- WORK INSTRUCTIONS -
Give every line again exactly as it appears, please, but not the pictures.

- RECORDS SHOWN -
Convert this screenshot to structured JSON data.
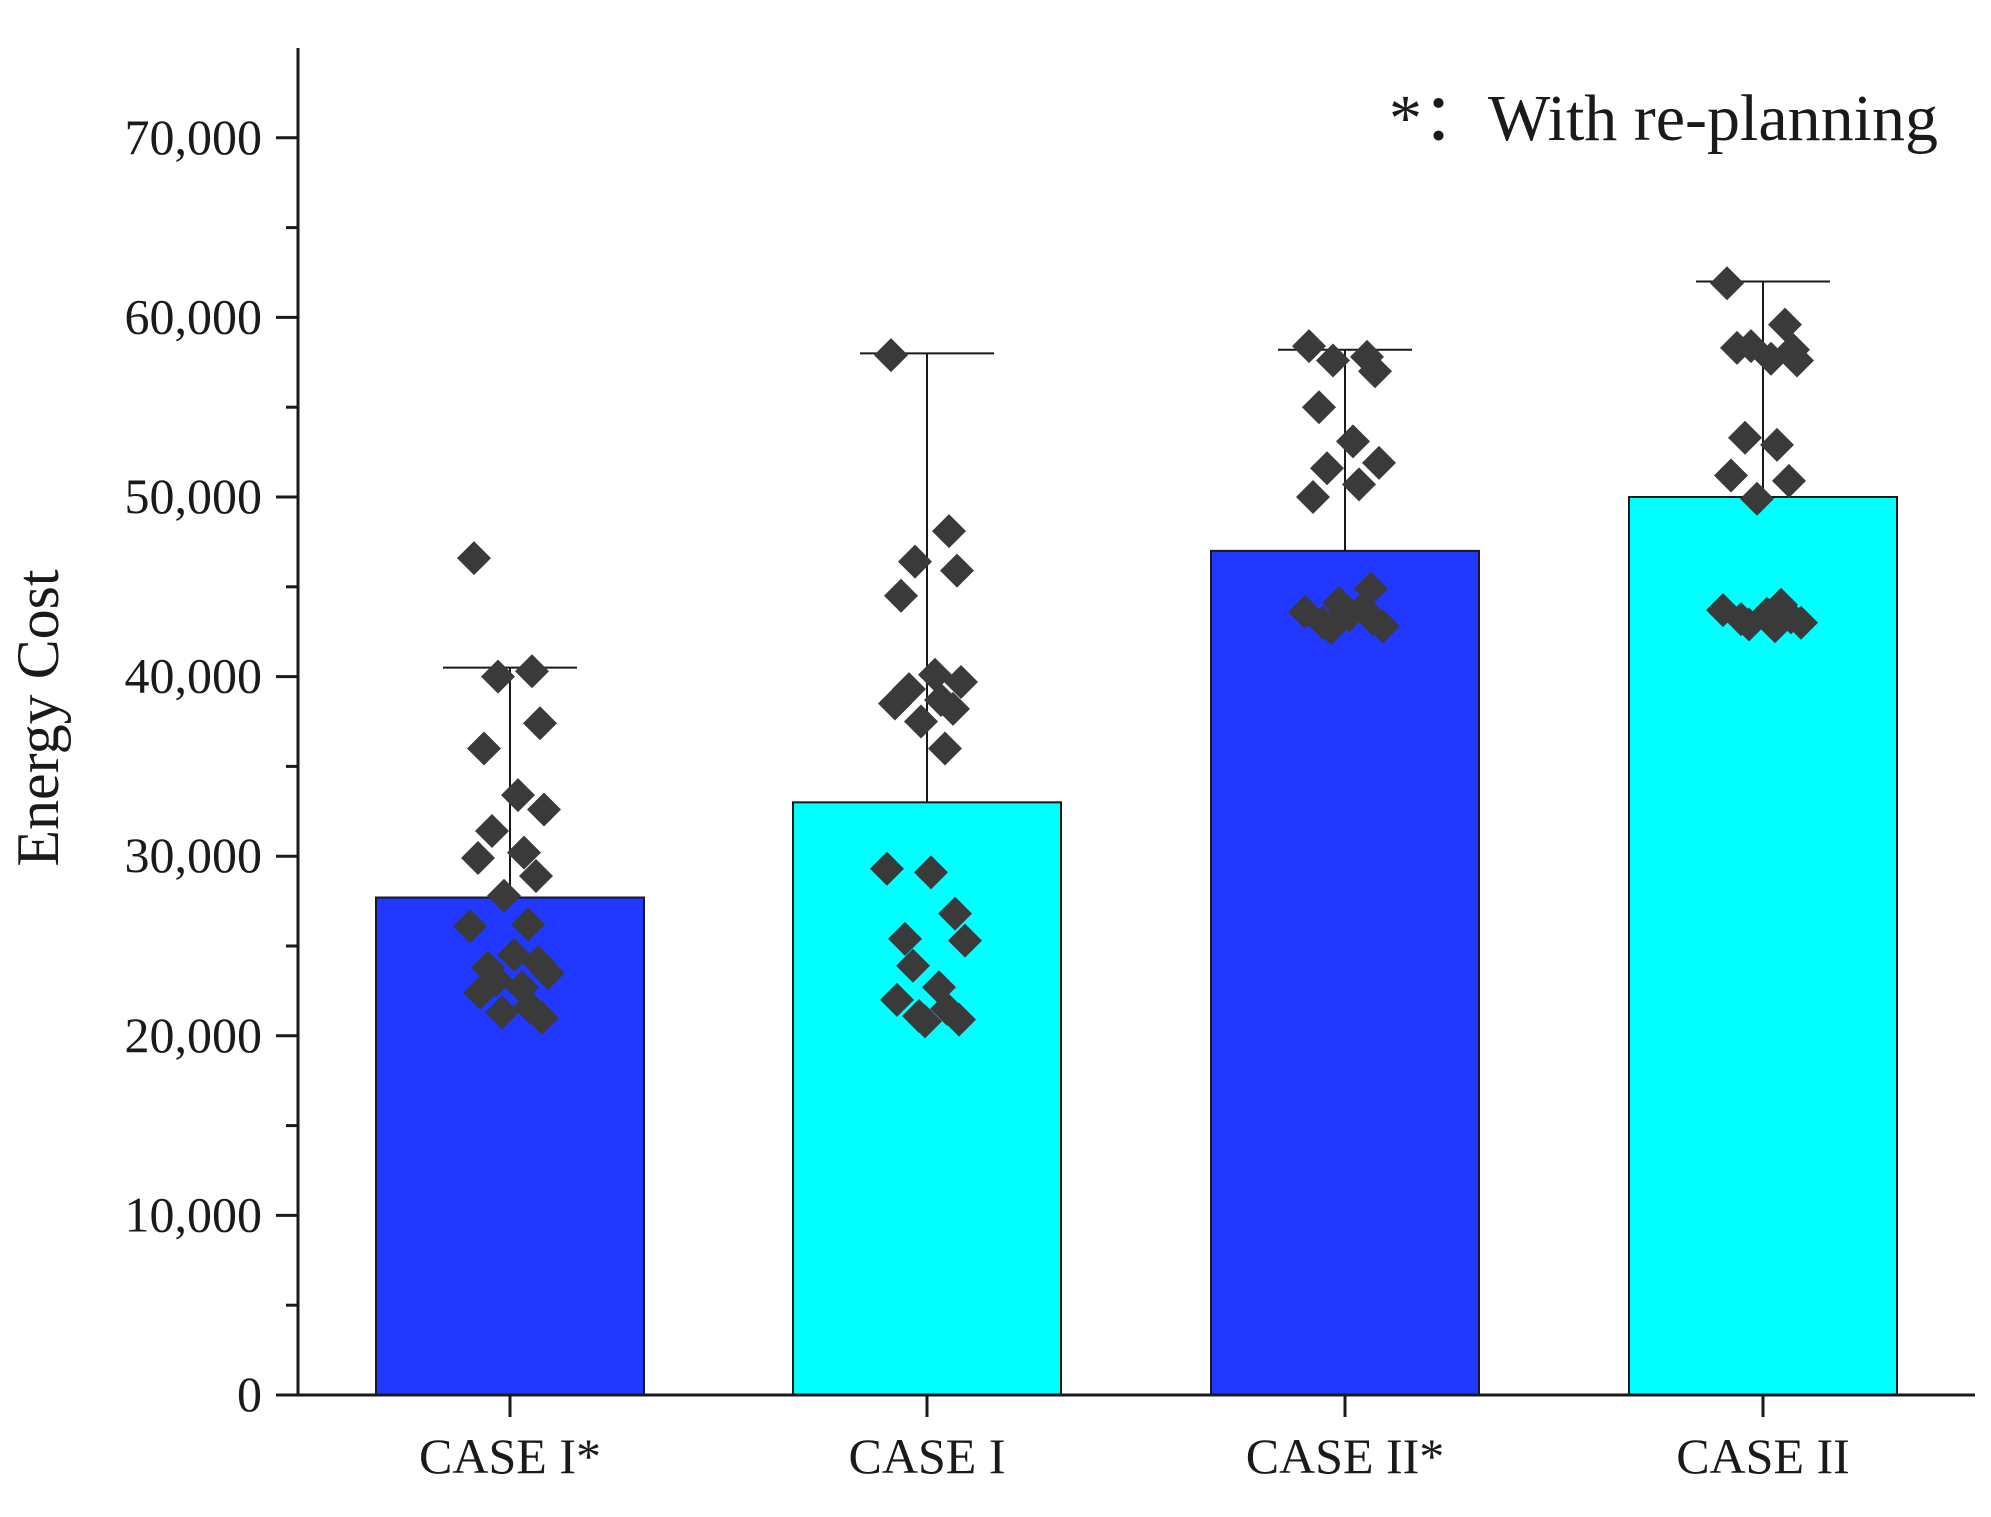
{
  "chart_data": {
    "type": "bar",
    "title": "",
    "xlabel": "",
    "ylabel": "Energy Cost",
    "annotation": "*：With re-planning",
    "ylim": [
      0,
      75000
    ],
    "yticks": [
      0,
      10000,
      20000,
      30000,
      40000,
      50000,
      60000,
      70000
    ],
    "ytick_labels": [
      "0",
      "10,000",
      "20,000",
      "30,000",
      "40,000",
      "50,000",
      "60,000",
      "70,000"
    ],
    "categories": [
      "CASE I*",
      "CASE I",
      "CASE II*",
      "CASE II"
    ],
    "values": [
      27700,
      33000,
      47000,
      50000
    ],
    "error_upper": [
      40500,
      58000,
      58200,
      62000
    ],
    "colors": [
      "#2038FF",
      "#00FFFF",
      "#2038FF",
      "#00FFFF"
    ],
    "marker_color": "#3a3a3a",
    "points": [
      [
        46600,
        40300,
        40000,
        37400,
        36000,
        33400,
        32600,
        31400,
        30200,
        29900,
        28900,
        27800,
        26200,
        26100,
        24500,
        24100,
        23800,
        23500,
        23100,
        22700,
        22400,
        21600,
        21300,
        21000
      ],
      [
        57900,
        48100,
        46400,
        45900,
        44500,
        40100,
        39700,
        39300,
        38700,
        38500,
        38200,
        37500,
        36000,
        29300,
        29100,
        26800,
        25400,
        25300,
        23900,
        22700,
        22000,
        21500,
        21100,
        20900,
        20800
      ],
      [
        58400,
        57800,
        57600,
        57000,
        55000,
        53100,
        51900,
        51600,
        50700,
        50000,
        44900,
        44100,
        43800,
        43600,
        43400,
        43200,
        43000,
        42800,
        42700
      ],
      [
        61900,
        59600,
        58400,
        58200,
        58300,
        57700,
        57600,
        53300,
        52900,
        51200,
        50900,
        49900,
        44000,
        43700,
        43500,
        43300,
        43200,
        43000,
        42900,
        42800
      ]
    ]
  }
}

- RESULT -
Convert this screenshot to structured JSON data.
{
  "chart_data": {
    "type": "bar",
    "title": "",
    "xlabel": "",
    "ylabel": "Energy Cost",
    "annotation": "*：With re-planning",
    "ylim": [
      0,
      75000
    ],
    "yticks": [
      0,
      10000,
      20000,
      30000,
      40000,
      50000,
      60000,
      70000
    ],
    "ytick_labels": [
      "0",
      "10,000",
      "20,000",
      "30,000",
      "40,000",
      "50,000",
      "60,000",
      "70,000"
    ],
    "categories": [
      "CASE I*",
      "CASE I",
      "CASE II*",
      "CASE II"
    ],
    "values": [
      27700,
      33000,
      47000,
      50000
    ],
    "error_upper": [
      40500,
      58000,
      58200,
      62000
    ],
    "colors": [
      "#2038FF",
      "#00FFFF",
      "#2038FF",
      "#00FFFF"
    ],
    "marker_color": "#3a3a3a",
    "points": [
      [
        46600,
        40300,
        40000,
        37400,
        36000,
        33400,
        32600,
        31400,
        30200,
        29900,
        28900,
        27800,
        26200,
        26100,
        24500,
        24100,
        23800,
        23500,
        23100,
        22700,
        22400,
        21600,
        21300,
        21000
      ],
      [
        57900,
        48100,
        46400,
        45900,
        44500,
        40100,
        39700,
        39300,
        38700,
        38500,
        38200,
        37500,
        36000,
        29300,
        29100,
        26800,
        25400,
        25300,
        23900,
        22700,
        22000,
        21500,
        21100,
        20900,
        20800
      ],
      [
        58400,
        57800,
        57600,
        57000,
        55000,
        53100,
        51900,
        51600,
        50700,
        50000,
        44900,
        44100,
        43800,
        43600,
        43400,
        43200,
        43000,
        42800,
        42700
      ],
      [
        61900,
        59600,
        58400,
        58200,
        58300,
        57700,
        57600,
        53300,
        52900,
        51200,
        50900,
        49900,
        44000,
        43700,
        43500,
        43300,
        43200,
        43000,
        42900,
        42800
      ]
    ]
  }
}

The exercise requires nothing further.